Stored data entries
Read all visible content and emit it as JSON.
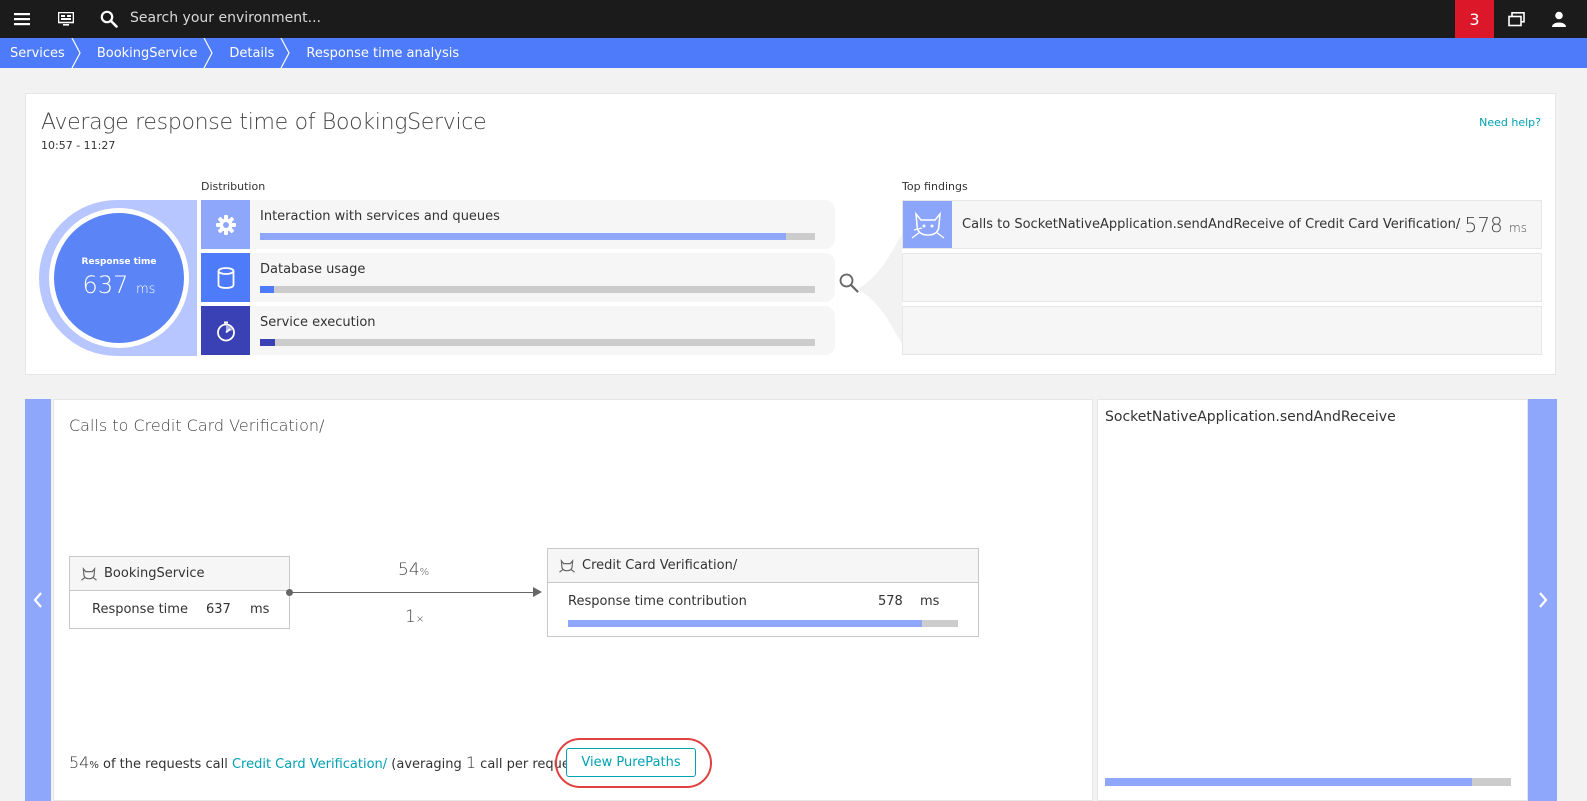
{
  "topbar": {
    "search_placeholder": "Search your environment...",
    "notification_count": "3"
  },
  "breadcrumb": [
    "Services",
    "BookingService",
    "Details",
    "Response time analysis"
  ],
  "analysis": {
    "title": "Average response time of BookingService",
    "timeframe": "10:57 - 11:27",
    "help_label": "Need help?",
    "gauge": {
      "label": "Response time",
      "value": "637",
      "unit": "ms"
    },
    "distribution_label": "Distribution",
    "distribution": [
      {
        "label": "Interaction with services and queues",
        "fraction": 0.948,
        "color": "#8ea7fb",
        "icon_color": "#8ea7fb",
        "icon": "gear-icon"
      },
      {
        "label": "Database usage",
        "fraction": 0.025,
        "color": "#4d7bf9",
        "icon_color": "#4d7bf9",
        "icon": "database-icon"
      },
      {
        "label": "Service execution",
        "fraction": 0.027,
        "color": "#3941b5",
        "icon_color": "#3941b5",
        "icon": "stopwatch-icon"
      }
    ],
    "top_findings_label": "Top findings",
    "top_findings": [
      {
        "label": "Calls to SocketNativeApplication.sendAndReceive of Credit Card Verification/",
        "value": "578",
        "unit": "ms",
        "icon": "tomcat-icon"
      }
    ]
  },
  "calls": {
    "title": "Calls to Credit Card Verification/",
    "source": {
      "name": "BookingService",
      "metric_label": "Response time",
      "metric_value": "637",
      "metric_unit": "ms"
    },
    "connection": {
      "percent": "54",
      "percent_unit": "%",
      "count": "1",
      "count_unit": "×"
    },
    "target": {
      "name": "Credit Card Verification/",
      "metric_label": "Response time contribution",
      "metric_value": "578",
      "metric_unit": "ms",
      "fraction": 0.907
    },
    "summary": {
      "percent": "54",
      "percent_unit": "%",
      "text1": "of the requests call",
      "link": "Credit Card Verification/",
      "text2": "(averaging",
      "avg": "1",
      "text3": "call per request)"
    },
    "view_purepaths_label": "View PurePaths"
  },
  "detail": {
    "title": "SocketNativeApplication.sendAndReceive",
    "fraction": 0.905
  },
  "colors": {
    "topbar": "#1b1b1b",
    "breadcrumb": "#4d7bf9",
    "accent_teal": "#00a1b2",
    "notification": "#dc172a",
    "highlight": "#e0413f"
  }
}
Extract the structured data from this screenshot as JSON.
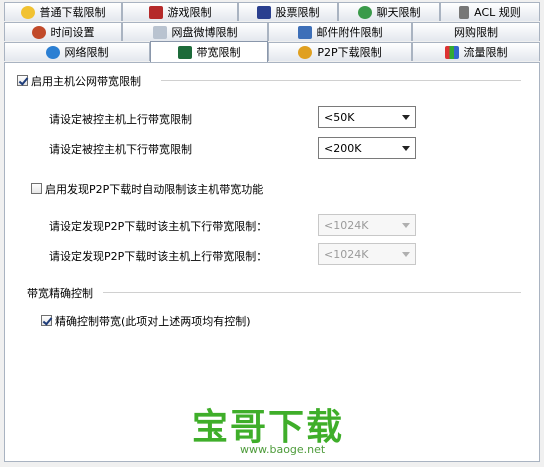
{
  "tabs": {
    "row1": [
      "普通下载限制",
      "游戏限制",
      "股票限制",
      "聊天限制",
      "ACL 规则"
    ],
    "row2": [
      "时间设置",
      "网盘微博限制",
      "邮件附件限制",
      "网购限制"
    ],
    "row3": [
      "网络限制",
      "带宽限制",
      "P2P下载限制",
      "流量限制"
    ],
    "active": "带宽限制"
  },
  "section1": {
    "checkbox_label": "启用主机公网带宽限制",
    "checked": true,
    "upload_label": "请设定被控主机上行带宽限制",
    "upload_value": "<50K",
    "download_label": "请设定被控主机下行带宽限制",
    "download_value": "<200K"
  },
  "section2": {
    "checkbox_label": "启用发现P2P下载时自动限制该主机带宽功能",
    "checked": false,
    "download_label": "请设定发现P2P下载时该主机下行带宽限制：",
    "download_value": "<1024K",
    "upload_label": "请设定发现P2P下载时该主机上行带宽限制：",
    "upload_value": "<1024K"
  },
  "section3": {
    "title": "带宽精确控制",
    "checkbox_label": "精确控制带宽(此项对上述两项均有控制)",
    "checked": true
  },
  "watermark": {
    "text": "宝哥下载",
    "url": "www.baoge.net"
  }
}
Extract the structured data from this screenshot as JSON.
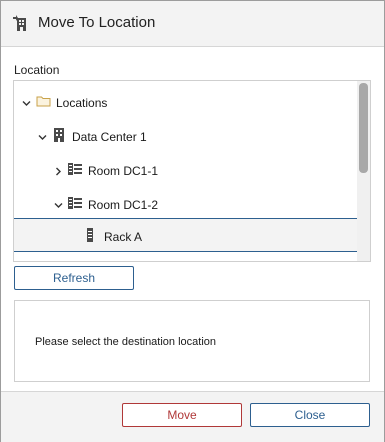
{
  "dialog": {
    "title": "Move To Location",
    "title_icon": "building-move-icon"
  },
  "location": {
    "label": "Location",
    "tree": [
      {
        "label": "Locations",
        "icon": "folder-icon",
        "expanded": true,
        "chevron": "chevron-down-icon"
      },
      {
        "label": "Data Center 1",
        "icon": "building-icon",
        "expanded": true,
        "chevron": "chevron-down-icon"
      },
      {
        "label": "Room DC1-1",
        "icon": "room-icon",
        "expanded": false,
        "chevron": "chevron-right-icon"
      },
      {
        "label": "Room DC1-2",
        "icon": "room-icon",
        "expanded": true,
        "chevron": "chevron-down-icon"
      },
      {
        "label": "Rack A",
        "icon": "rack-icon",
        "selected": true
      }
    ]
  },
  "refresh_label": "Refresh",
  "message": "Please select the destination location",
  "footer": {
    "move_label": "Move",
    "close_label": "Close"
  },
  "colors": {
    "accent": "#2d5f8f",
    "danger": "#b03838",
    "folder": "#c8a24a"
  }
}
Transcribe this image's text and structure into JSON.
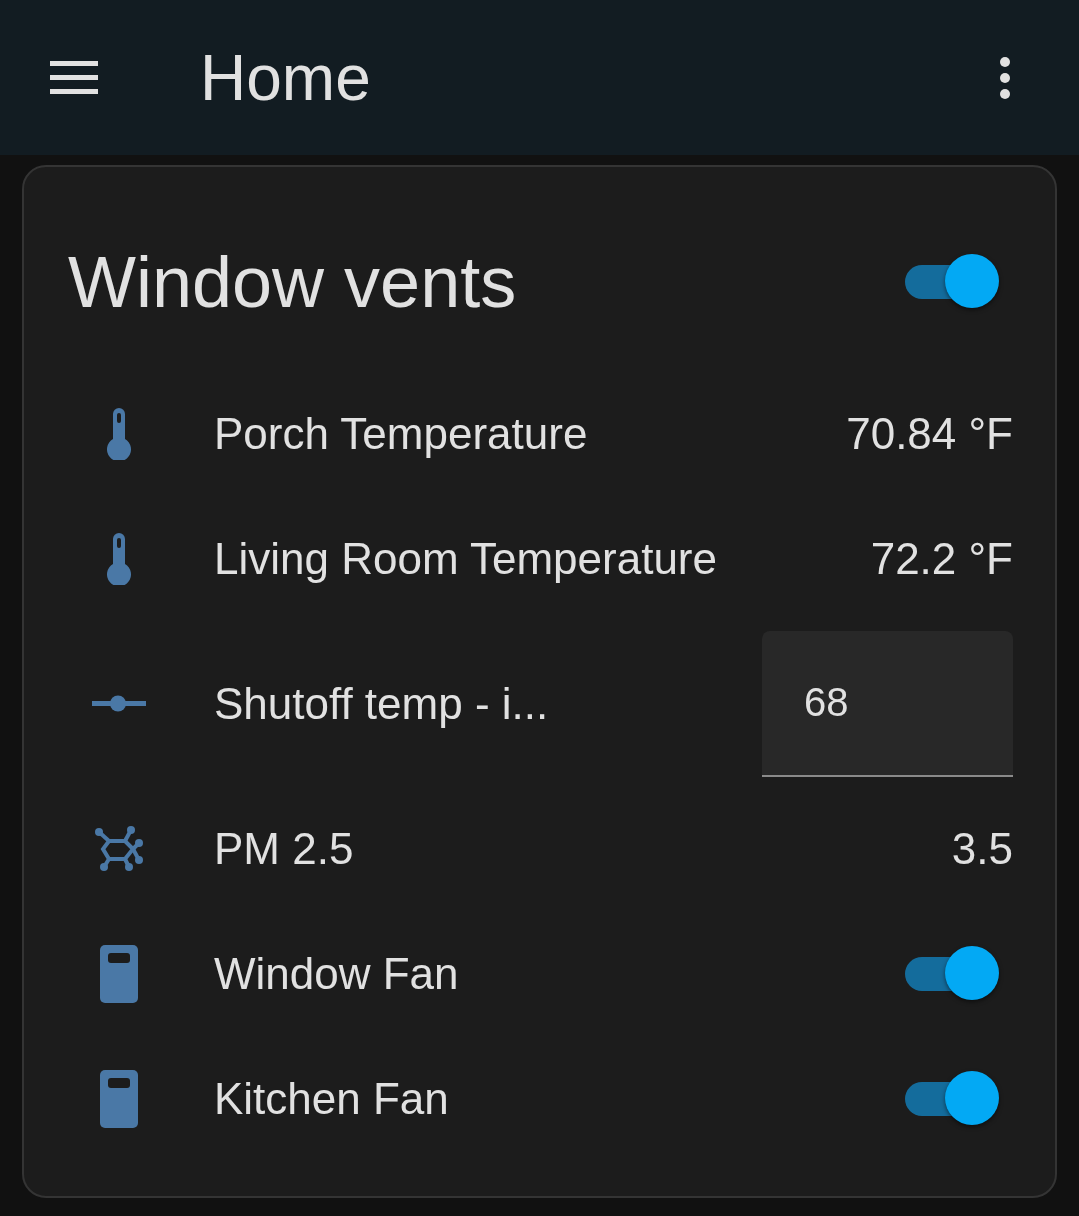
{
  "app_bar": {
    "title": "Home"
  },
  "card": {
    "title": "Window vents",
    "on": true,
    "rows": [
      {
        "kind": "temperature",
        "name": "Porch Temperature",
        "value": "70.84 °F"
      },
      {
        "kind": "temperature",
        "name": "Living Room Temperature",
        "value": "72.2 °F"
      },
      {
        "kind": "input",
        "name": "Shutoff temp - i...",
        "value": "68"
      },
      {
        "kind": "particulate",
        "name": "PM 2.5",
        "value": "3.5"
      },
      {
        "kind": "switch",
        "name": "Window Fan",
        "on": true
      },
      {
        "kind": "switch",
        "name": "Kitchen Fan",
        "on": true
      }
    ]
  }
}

Problem statement
Repeat the listing in full and exactly. Do not include any images.

Full response
Read all visible content and emit it as JSON.
{
  "topbar": {
    "search_placeholder": "Search your environment...",
    "notification_count": "3"
  },
  "breadcrumb": [
    "Services",
    "BookingService",
    "Details",
    "Response time analysis"
  ],
  "analysis": {
    "title": "Average response time of BookingService",
    "timeframe": "10:57 - 11:27",
    "help_label": "Need help?",
    "gauge": {
      "label": "Response time",
      "value": "637",
      "unit": "ms"
    },
    "distribution_label": "Distribution",
    "distribution": [
      {
        "label": "Interaction with services and queues",
        "fraction": 0.948,
        "color": "#8ea7fb",
        "icon_color": "#8ea7fb",
        "icon": "gear-icon"
      },
      {
        "label": "Database usage",
        "fraction": 0.025,
        "color": "#4d7bf9",
        "icon_color": "#4d7bf9",
        "icon": "database-icon"
      },
      {
        "label": "Service execution",
        "fraction": 0.027,
        "color": "#3941b5",
        "icon_color": "#3941b5",
        "icon": "stopwatch-icon"
      }
    ],
    "top_findings_label": "Top findings",
    "top_findings": [
      {
        "label": "Calls to SocketNativeApplication.sendAndReceive of Credit Card Verification/",
        "value": "578",
        "unit": "ms",
        "icon": "tomcat-icon"
      }
    ]
  },
  "calls": {
    "title": "Calls to Credit Card Verification/",
    "source": {
      "name": "BookingService",
      "metric_label": "Response time",
      "metric_value": "637",
      "metric_unit": "ms"
    },
    "connection": {
      "percent": "54",
      "percent_unit": "%",
      "count": "1",
      "count_unit": "×"
    },
    "target": {
      "name": "Credit Card Verification/",
      "metric_label": "Response time contribution",
      "metric_value": "578",
      "metric_unit": "ms",
      "fraction": 0.907
    },
    "summary": {
      "percent": "54",
      "percent_unit": "%",
      "text1": "of the requests call",
      "link": "Credit Card Verification/",
      "text2": "(averaging",
      "avg": "1",
      "text3": "call per request)"
    },
    "view_purepaths_label": "View PurePaths"
  },
  "detail": {
    "title": "SocketNativeApplication.sendAndReceive",
    "fraction": 0.905
  },
  "colors": {
    "topbar": "#1b1b1b",
    "breadcrumb": "#4d7bf9",
    "accent_teal": "#00a1b2",
    "notification": "#dc172a",
    "highlight": "#e0413f"
  }
}
Extract the structured data from this screenshot as JSON.
{
  "tabs": {
    "row1": [
      "普通下载限制",
      "游戏限制",
      "股票限制",
      "聊天限制",
      "ACL 规则"
    ],
    "row2": [
      "时间设置",
      "网盘微博限制",
      "邮件附件限制",
      "网购限制"
    ],
    "row3": [
      "网络限制",
      "带宽限制",
      "P2P下载限制",
      "流量限制"
    ],
    "active": "带宽限制"
  },
  "section1": {
    "checkbox_label": "启用主机公网带宽限制",
    "checked": true,
    "upload_label": "请设定被控主机上行带宽限制",
    "upload_value": "<50K",
    "download_label": "请设定被控主机下行带宽限制",
    "download_value": "<200K"
  },
  "section2": {
    "checkbox_label": "启用发现P2P下载时自动限制该主机带宽功能",
    "checked": false,
    "download_label": "请设定发现P2P下载时该主机下行带宽限制：",
    "download_value": "<1024K",
    "upload_label": "请设定发现P2P下载时该主机上行带宽限制：",
    "upload_value": "<1024K"
  },
  "section3": {
    "title": "带宽精确控制",
    "checkbox_label": "精确控制带宽(此项对上述两项均有控制)",
    "checked": true
  },
  "watermark": {
    "text": "宝哥下载",
    "url": "www.baoge.net"
  }
}
Extract the structured data from this screenshot as JSON.
{
  "dialog": {
    "title": "Move To Location",
    "title_icon": "building-move-icon"
  },
  "location": {
    "label": "Location",
    "tree": [
      {
        "label": "Locations",
        "icon": "folder-icon",
        "expanded": true,
        "chevron": "chevron-down-icon"
      },
      {
        "label": "Data Center 1",
        "icon": "building-icon",
        "expanded": true,
        "chevron": "chevron-down-icon"
      },
      {
        "label": "Room DC1-1",
        "icon": "room-icon",
        "expanded": false,
        "chevron": "chevron-right-icon"
      },
      {
        "label": "Room DC1-2",
        "icon": "room-icon",
        "expanded": true,
        "chevron": "chevron-down-icon"
      },
      {
        "label": "Rack A",
        "icon": "rack-icon",
        "selected": true
      }
    ]
  },
  "refresh_label": "Refresh",
  "message": "Please select the destination location",
  "footer": {
    "move_label": "Move",
    "close_label": "Close"
  },
  "colors": {
    "accent": "#2d5f8f",
    "danger": "#b03838",
    "folder": "#c8a24a"
  }
}
Transcribe this image's text and structure into JSON.
{
  "app_bar": {
    "title": "Home"
  },
  "card": {
    "title": "Window vents",
    "on": true,
    "rows": [
      {
        "kind": "temperature",
        "name": "Porch Temperature",
        "value": "70.84 °F"
      },
      {
        "kind": "temperature",
        "name": "Living Room Temperature",
        "value": "72.2 °F"
      },
      {
        "kind": "input",
        "name": "Shutoff temp - i...",
        "value": "68"
      },
      {
        "kind": "particulate",
        "name": "PM 2.5",
        "value": "3.5"
      },
      {
        "kind": "switch",
        "name": "Window Fan",
        "on": true
      },
      {
        "kind": "switch",
        "name": "Kitchen Fan",
        "on": true
      }
    ]
  }
}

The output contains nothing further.